Task statement: Tell how many lines in these records contain the string "axis", with only the number as the reply.

Records excerpted from a collection:

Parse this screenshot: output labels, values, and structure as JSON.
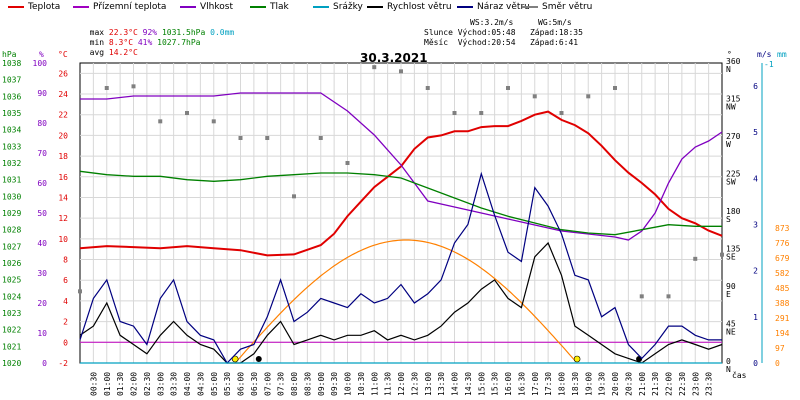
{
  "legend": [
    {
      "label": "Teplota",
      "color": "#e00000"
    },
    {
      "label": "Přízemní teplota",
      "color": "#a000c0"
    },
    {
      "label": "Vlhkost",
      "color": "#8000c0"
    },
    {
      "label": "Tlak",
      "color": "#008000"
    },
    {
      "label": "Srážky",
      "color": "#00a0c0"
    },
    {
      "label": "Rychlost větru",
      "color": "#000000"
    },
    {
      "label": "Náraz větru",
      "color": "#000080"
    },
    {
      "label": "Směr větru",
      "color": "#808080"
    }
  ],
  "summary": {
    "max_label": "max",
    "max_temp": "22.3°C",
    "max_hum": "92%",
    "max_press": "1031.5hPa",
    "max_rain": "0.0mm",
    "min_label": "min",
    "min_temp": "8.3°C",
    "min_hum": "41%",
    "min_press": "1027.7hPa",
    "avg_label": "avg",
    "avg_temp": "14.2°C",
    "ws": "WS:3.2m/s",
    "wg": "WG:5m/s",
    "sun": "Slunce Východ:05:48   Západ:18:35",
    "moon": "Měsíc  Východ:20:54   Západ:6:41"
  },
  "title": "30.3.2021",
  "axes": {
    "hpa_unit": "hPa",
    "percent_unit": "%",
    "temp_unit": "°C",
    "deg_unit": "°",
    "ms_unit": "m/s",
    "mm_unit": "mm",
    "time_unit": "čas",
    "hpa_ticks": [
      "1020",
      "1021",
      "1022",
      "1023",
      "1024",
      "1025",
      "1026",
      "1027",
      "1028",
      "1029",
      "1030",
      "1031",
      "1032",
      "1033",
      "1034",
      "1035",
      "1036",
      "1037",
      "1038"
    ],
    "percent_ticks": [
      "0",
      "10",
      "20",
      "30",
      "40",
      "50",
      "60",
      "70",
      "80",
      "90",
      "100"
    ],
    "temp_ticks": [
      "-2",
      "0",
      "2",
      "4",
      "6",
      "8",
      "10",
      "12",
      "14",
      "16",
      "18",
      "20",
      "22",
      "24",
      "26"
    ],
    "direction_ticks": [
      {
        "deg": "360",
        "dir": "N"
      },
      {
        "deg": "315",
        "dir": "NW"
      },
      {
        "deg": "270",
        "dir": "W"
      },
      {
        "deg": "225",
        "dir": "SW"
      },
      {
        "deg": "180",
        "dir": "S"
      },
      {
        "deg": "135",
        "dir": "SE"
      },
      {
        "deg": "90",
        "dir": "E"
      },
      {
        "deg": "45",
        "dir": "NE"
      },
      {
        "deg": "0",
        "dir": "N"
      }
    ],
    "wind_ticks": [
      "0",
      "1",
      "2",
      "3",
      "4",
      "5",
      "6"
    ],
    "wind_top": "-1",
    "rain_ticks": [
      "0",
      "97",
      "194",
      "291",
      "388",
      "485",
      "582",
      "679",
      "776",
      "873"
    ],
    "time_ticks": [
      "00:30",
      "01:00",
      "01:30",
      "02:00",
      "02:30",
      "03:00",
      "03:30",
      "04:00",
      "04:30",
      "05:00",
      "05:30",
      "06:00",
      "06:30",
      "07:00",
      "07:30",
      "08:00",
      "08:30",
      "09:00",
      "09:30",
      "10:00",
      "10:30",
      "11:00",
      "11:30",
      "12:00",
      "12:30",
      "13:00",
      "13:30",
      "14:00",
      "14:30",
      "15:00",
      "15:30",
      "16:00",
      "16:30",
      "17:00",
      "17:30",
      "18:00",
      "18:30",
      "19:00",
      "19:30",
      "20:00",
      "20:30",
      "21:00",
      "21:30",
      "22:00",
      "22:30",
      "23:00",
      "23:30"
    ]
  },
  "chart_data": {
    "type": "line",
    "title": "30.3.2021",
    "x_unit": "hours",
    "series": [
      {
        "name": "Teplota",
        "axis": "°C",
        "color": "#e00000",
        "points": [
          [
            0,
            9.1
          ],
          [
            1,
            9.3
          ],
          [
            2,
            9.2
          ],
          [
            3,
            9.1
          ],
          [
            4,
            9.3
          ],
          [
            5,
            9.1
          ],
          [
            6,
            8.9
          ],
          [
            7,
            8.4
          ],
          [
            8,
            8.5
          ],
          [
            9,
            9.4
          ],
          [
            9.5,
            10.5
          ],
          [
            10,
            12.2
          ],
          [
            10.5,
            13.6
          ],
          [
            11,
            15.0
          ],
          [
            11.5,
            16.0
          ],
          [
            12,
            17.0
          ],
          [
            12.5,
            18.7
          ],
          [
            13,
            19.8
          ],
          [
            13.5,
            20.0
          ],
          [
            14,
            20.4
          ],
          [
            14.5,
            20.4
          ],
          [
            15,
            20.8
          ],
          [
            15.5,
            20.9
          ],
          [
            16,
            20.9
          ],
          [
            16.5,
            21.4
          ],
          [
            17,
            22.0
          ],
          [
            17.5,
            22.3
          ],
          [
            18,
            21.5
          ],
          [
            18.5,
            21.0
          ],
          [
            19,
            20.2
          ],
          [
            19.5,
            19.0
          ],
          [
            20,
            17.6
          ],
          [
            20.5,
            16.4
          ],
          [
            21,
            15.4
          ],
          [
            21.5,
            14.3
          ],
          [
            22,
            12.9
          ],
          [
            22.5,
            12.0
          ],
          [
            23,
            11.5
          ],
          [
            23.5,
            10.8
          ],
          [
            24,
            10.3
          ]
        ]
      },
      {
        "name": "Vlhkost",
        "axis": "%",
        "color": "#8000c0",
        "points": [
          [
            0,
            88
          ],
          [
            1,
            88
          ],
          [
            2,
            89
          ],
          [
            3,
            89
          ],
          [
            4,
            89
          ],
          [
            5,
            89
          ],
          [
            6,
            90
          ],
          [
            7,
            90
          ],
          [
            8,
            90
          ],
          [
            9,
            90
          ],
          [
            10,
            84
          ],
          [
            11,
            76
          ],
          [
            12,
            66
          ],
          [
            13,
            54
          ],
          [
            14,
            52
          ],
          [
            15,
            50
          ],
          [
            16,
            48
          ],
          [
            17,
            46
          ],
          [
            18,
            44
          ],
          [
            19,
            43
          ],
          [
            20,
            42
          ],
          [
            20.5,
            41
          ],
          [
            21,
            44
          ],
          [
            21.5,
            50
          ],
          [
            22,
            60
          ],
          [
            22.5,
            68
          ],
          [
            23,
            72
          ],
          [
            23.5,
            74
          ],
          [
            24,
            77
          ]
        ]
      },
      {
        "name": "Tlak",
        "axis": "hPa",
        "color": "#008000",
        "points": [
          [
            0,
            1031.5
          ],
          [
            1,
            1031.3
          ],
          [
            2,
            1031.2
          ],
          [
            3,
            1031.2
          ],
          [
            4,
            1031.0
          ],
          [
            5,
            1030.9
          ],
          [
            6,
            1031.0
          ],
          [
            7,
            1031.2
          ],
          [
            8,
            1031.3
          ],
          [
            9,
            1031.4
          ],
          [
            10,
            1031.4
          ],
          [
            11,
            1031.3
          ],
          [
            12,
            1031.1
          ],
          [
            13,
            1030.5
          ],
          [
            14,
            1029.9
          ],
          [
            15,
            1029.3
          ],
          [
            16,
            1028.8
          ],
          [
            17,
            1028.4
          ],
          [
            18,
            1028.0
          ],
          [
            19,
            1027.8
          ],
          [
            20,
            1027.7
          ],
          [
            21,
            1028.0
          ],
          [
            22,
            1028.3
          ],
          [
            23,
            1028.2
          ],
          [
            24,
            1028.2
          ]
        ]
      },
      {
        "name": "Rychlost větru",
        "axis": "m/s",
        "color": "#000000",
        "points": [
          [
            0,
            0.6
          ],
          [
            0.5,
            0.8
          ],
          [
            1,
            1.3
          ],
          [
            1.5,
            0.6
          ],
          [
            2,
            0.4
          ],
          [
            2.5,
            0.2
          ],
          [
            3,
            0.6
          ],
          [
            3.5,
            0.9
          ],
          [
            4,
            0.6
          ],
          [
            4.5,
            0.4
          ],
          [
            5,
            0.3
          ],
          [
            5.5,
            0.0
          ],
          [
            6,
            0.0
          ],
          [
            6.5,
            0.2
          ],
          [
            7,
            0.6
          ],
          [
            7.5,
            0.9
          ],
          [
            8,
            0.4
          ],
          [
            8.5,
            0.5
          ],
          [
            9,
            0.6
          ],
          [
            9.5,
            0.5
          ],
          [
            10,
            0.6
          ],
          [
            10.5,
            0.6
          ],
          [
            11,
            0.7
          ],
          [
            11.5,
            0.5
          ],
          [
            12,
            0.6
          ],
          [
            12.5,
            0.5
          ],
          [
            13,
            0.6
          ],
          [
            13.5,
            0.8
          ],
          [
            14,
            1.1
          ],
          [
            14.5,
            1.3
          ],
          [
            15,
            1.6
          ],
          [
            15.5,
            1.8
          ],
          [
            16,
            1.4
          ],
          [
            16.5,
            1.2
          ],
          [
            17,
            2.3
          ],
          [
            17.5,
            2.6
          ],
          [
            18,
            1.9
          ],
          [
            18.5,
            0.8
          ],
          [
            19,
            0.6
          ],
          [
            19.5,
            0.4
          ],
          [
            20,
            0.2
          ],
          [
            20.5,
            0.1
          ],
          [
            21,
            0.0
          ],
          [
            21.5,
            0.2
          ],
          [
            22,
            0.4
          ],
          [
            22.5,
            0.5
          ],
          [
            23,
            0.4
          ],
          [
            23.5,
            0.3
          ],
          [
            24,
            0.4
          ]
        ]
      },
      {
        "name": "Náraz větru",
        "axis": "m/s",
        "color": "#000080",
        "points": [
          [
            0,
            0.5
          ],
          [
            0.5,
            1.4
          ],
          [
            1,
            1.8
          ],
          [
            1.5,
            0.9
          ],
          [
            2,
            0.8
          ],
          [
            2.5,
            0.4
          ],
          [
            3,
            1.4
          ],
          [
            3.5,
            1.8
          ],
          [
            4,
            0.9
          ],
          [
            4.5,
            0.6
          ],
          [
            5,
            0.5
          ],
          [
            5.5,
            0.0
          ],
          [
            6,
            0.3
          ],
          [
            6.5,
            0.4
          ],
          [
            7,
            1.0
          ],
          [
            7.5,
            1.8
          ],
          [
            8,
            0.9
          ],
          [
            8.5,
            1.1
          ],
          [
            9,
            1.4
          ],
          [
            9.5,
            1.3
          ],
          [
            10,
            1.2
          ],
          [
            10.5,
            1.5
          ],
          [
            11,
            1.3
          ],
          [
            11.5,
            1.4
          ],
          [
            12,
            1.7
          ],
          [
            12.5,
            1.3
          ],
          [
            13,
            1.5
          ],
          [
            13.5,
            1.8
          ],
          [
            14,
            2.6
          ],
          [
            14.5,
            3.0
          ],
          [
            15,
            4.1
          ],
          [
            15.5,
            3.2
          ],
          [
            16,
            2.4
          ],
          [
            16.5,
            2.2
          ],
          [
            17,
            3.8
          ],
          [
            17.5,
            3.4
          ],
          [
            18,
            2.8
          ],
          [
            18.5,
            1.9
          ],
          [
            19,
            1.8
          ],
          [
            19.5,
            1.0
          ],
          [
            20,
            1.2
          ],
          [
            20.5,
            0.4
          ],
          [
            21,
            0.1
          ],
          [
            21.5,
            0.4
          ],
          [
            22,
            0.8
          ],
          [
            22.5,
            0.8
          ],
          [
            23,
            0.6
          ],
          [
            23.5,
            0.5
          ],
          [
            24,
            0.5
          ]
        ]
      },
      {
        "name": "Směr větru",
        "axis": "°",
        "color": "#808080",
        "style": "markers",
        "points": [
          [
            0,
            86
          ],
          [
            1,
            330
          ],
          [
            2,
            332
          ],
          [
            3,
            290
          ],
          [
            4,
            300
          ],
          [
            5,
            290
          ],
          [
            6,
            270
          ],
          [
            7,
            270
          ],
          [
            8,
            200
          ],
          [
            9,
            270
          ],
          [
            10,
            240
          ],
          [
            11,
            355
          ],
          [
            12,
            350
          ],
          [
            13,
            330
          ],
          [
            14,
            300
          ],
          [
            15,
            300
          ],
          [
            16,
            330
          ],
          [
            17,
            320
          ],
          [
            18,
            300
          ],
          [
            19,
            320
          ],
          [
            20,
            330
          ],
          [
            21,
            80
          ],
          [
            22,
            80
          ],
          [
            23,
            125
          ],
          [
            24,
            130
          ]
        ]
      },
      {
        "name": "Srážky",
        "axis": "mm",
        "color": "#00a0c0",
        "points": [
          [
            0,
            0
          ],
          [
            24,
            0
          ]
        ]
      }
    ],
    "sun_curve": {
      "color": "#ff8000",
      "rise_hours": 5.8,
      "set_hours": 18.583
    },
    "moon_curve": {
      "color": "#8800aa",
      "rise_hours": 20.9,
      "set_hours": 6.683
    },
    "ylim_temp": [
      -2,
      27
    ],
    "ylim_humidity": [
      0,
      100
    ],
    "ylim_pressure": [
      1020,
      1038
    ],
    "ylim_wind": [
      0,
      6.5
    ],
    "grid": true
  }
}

==

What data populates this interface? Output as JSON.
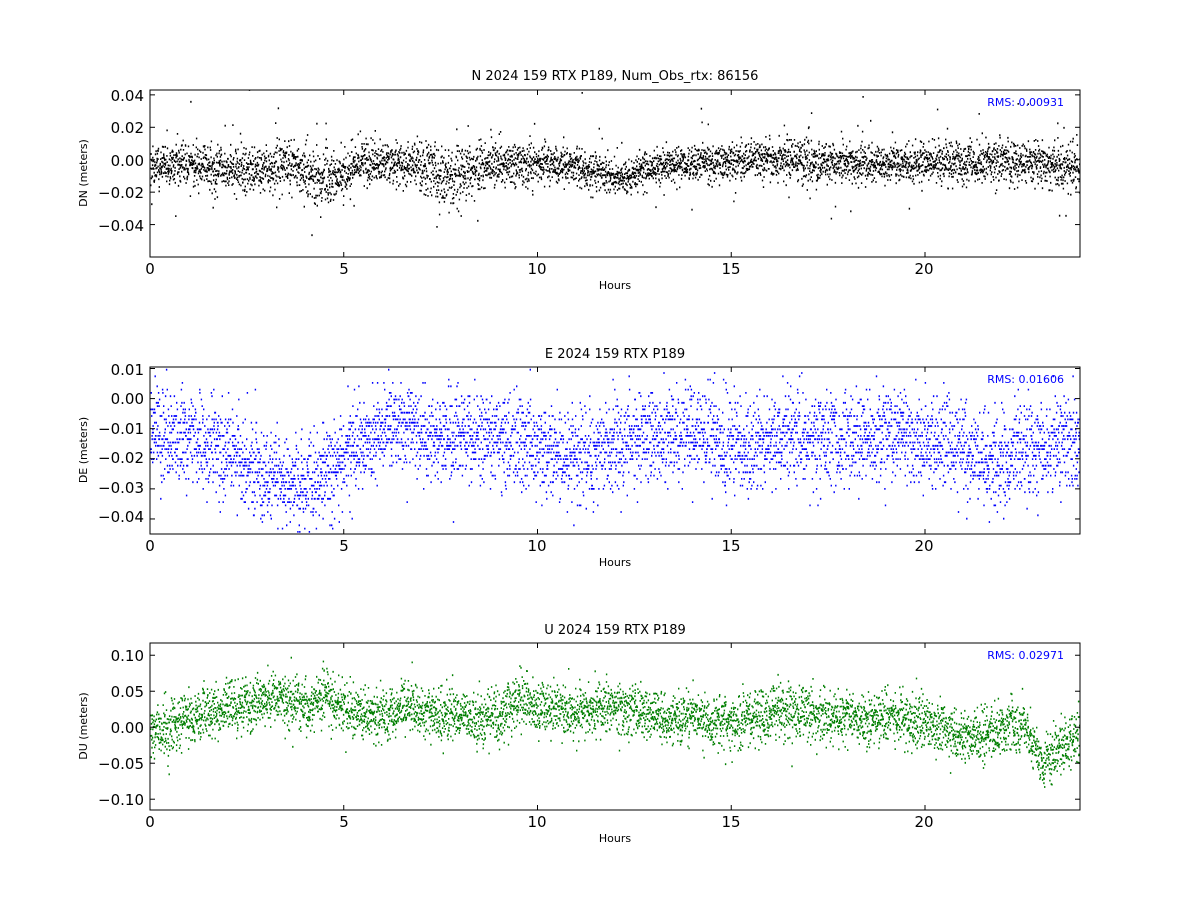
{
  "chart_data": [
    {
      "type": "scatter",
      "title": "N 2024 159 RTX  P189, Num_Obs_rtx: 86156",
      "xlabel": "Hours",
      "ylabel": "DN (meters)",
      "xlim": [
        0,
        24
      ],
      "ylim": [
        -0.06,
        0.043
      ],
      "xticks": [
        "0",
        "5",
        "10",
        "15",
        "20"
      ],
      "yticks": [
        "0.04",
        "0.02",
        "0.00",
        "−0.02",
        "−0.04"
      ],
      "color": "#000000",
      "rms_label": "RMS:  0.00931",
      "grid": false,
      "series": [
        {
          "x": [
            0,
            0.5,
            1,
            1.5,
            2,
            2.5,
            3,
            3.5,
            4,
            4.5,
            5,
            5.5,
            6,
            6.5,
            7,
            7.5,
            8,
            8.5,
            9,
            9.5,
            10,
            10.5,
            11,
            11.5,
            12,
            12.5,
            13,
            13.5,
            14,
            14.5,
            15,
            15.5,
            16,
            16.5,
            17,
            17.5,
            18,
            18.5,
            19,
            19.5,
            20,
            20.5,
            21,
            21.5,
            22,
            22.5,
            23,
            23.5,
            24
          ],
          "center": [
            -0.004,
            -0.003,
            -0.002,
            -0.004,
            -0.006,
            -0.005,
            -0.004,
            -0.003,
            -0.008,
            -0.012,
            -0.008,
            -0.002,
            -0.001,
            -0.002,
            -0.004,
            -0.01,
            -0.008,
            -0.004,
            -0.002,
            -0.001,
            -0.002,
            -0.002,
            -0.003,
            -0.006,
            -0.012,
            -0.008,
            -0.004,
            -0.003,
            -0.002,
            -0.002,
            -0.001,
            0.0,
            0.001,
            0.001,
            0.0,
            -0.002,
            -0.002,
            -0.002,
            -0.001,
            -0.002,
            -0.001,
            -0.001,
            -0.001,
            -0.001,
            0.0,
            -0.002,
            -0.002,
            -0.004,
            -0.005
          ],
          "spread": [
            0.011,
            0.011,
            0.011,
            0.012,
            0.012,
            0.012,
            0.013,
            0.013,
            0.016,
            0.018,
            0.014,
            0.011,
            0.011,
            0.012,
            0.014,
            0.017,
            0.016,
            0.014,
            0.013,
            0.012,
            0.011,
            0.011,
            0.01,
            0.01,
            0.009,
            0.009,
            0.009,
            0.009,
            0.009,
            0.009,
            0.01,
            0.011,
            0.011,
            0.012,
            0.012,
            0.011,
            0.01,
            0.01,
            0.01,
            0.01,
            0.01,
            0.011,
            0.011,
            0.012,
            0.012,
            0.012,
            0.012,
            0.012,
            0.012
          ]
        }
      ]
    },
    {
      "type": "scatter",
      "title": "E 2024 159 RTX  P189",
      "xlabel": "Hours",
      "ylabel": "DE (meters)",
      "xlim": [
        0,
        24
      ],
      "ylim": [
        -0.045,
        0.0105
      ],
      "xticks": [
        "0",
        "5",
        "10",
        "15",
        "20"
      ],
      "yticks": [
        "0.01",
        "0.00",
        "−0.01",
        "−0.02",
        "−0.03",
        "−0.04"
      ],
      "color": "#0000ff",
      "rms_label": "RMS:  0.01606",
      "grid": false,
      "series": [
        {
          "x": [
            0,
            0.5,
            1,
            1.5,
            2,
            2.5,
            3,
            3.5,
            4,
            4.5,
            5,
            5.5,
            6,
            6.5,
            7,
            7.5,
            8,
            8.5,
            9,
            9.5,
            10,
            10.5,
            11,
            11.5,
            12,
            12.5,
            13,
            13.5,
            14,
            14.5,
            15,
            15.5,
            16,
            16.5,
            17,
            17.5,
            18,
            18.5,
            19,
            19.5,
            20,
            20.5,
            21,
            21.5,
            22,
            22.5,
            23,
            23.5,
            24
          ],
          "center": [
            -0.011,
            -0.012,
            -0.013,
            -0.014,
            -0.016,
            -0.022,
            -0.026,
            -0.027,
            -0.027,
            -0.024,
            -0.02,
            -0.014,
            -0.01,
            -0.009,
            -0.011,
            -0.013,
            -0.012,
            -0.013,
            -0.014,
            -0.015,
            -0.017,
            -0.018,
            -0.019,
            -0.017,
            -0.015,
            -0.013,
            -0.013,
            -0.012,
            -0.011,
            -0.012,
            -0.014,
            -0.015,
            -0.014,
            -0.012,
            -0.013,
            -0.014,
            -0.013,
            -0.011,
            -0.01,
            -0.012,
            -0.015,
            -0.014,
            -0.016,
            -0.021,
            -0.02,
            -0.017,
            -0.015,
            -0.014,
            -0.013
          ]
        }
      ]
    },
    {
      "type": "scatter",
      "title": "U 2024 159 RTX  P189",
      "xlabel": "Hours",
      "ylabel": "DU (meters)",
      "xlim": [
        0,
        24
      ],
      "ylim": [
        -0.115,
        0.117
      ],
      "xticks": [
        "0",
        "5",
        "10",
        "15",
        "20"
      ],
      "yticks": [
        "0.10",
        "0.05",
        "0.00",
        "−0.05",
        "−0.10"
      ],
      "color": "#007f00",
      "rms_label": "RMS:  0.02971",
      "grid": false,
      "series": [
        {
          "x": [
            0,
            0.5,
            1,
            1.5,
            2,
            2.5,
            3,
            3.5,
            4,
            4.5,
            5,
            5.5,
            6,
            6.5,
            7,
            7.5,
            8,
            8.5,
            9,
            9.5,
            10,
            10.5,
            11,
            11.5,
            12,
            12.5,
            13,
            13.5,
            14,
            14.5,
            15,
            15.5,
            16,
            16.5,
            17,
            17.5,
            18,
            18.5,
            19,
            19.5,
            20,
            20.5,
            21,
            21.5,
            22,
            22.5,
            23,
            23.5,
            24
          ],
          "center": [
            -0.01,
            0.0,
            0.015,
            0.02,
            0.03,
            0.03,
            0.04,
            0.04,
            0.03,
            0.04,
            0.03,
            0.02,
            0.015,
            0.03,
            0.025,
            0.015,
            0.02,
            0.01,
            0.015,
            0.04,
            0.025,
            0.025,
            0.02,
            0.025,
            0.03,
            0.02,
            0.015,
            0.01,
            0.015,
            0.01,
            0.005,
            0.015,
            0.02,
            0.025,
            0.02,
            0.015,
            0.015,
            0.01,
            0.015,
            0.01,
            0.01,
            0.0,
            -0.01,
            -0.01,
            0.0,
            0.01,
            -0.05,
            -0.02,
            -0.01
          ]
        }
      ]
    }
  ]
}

Correct result: 7